_Written task_
Locate and copy all lines bearing the word "Святой".

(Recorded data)

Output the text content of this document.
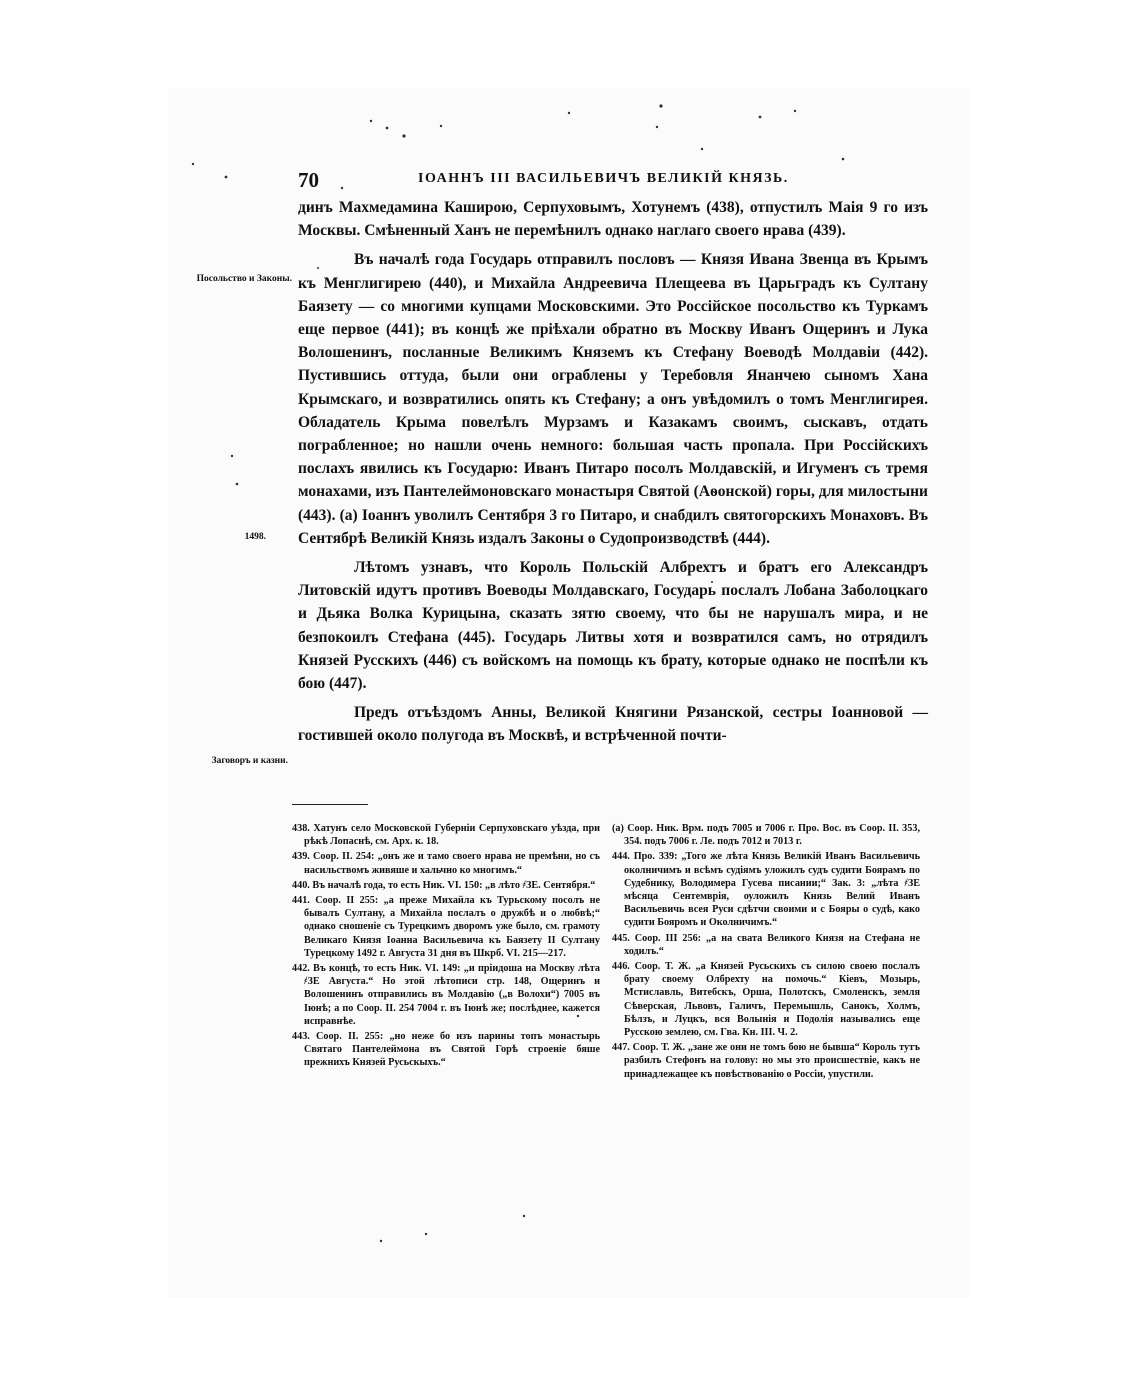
70	ІОАННЪ III ВАСИЛЬЕВИЧЪ ВЕЛИКІЙ КНЯЗЬ.
Посольство и Законы.
1498.
Заговоръ и казни.

динъ Махмедамина Каширою, Серпуховымъ, Хотунемъ (438), отпустилъ Маія 9 го изъ Москвы. Смѣненный Ханъ не перемѣнилъ однако наглаго своего нрава (439).

Въ началѣ года Государь отправилъ пословъ — Князя Ивана Звенца въ Крымъ къ Менглигирею (440), и Михайла Андреевича Плещеева въ Царьградъ къ Султану Баязету — со многими купцами Московскими. Это Россійское посольство къ Туркамъ еще первое (441); въ концѣ же пріѣхали обратно въ Москву Иванъ Ощеринъ и Лука Волошенинъ, посланные Великимъ Княземъ къ Стефану Воеводѣ Молдавіи (442). Пустившись оттуда, были они ограблены у Теребовля Янанчею сыномъ Хана Крымскаго, и возвратились опять къ Стефану; а онъ увѣдомилъ о томъ Менглигирея. Обладатель Крыма повелѣлъ Мурзамъ и Казакамъ своимъ, сыскавъ, отдать пограбленное; но нашли очень немного: большая часть пропала. При Россійскихъ послахъ явились къ Государю: Иванъ Питаро посолъ Молдавскій, и Игуменъ съ тремя монахами, изъ Пантелеймоновскаго монастыря Святой (Аѳонской) горы, для милостыни (443). (а) Іоаннъ уволилъ Сентября 3 го Питаро, и снабдилъ святогорскихъ Монаховъ. Въ Сентябрѣ Великій Князь издалъ Законы о Судопроизводствѣ (444).

Лѣтомъ узнавъ, что Король Польскій Албрехтъ и братъ его Александръ Литовскій идутъ противъ Воеводы Молдавскаго, Государь послалъ Лобана Заболоцкаго и Дьяка Волка Курицына, сказать зятю своему, что бы не нарушалъ мира, и не безпокоилъ Стефана (445). Государь Литвы хотя и возвратился самъ, но отрядилъ Князей Русскихъ (446) съ войскомъ на помощь къ брату, которые однако не поспѣли къ бою (447).

Предъ отъѣздомъ Анны, Великой Княгини Рязанской, сестры Іоанновой — гостившей около полугода въ Москвѣ, и встрѣченной почти-

438. Хатунъ село Московской Губерніи Серпуховскаго уѣзда, при рѣкѣ Лопаснѣ, см. Арх. к. 18.

439. Соор. II. 254: „онъ же и тамо своего нрава не премѣни, но съ насильствомъ живяше и хальчно ко многимъ.“

440. Въ началѣ года, то есть Ник. VI. 150: „в лѣто ҂ЗЕ. Сентября.“

441. Соор. II 255: „а преже Михайла къ Турьскому посолъ не бывалъ Султану, а Михайла послалъ о дружбѣ и о любвѣ;“ однако сношеніе съ Турецкимъ дворомъ уже было, см. грамоту Великаго Князя Іоанна Васильевича къ Баязету II Султану Турецкому 1492 г. Августа 31 дня въ Шкрб. VI. 215—217.

442. Въ концѣ, то есть Ник. VI. 149: „и пріидоша на Москву лѣта ҂ЗЕ Августа.“ Но этой лѣтописи стр. 148, Ощеринъ и Волошенинъ отправились въ Молдавію („в Волохи“) 7005 въ Іюнѣ; а по Соор. II. 254 7004 г. въ Іюнѣ же; послѣднее, кажется исправнѣе.

443. Соор. II. 255: „но неже бо изъ парины топъ монастырь Святаго Пантелеймона въ Святой Горѣ строеніе бяше прежнихъ Князей Русьскыхъ.“

(а) Соор. Ник. Врм. подъ 7005 и 7006 г. Про. Вос. въ Соор. II. 353, 354. подъ 7006 г. Ле. подъ 7012 и 7013 г.

444. Про. 339: „Того же лѣта Князь Великій Иванъ Васильевичь околничимъ и всѣмъ судіямъ уложилъ судъ судити Боярамъ по Судебнику, Володимера Гусева писании;“ Зак. 3: „лѣта ҂ЗЕ мѣсяца Сентемврія, оуложилъ Князь Велий Иванъ Васильевичь всея Руси сдѣтчи своими и с Бояры о судѣ, како судити Бояромъ и Околничимъ.“

445. Соор. III 256: „а на свата Великого Князя на Стефана не ходилъ.“

446. Соор. Т. Ж. „а Князей Русьскихъ съ силою своею послалъ брату своему Олбрехту на помочь.“ Кіевъ, Мозырь, Мстиславль, Витебскъ, Орша, Полотскъ, Смоленскъ, земля Сѣверская, Львовъ, Галичъ, Перемышль, Санокъ, Холмъ, Бѣлзъ, и Луцкъ, вся Волынія и Подолія назывались еще Русскою землею, см. Гва. Кн. III. Ч. 2.

447. Соор. Т. Ж. „зане же они не томъ бою не бывша“ Король тутъ разбилъ Стефонъ на голову: но мы это происшествіе, какъ не принадлежащее къ повѣствованію о Россіи, упустили.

_Response to the task_
Въ началѣ года Государь отправилъ пословъ — Князя Ивана Звенца въ Крымъ къ Менглигирею (440), и Михайла Андреевича Плещеева въ Царьградъ къ Султану Баязету — со многими купцами Московскими. Это Россійское посольство къ Туркамъ еще первое (441); въ концѣ же пріѣхали обратно въ Москву Иванъ Ощеринъ и Лука Волошенинъ, посланные Великимъ Княземъ къ Стефану Воеводѣ Молдавіи (442). Пустившись оттуда, были они ограблены у Теребовля Янанчею сыномъ Хана Крымскаго, и возвратились опять къ Стефану; а онъ увѣдомилъ о томъ Менглигирея. Обладатель Крыма повелѣлъ Мурзамъ и Казакамъ своимъ, сыскавъ, отдать пограбленное; но нашли очень немного: большая часть пропала. При Россійскихъ послахъ явились къ Государю: Иванъ Питаро посолъ Молдавскій, и Игуменъ съ тремя монахами, изъ Пантелеймоновскаго монастыря Святой (Аѳонской) горы, для милостыни (443). (а) Іоаннъ уволилъ Сентября 3 го Питаро, и снабдилъ святогорскихъ Монаховъ. Въ Сентябрѣ Великій Князь издалъ Законы о Судопроизводствѣ (444).
443. Соор. II. 255: „но неже бо изъ парины топъ монастырь Святаго Пантелеймона въ Святой Горѣ строеніе бяше прежнихъ Князей Русьскыхъ.“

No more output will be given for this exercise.